WHAT TO PRODUCE →
Search the data for the word "NIVEL" and copy every line where it occurs.

___

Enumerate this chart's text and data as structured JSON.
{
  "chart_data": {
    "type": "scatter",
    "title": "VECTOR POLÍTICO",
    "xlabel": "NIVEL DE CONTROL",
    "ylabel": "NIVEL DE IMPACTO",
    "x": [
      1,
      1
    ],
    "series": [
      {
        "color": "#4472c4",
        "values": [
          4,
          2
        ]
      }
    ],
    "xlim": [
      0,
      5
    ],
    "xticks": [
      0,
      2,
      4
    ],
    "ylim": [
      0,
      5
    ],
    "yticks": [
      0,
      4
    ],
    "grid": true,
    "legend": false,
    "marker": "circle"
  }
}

___

THE REPLY →
    "xlabel": "NIVEL DE CONTROL",
    "ylabel": "NIVEL DE IMPACTO",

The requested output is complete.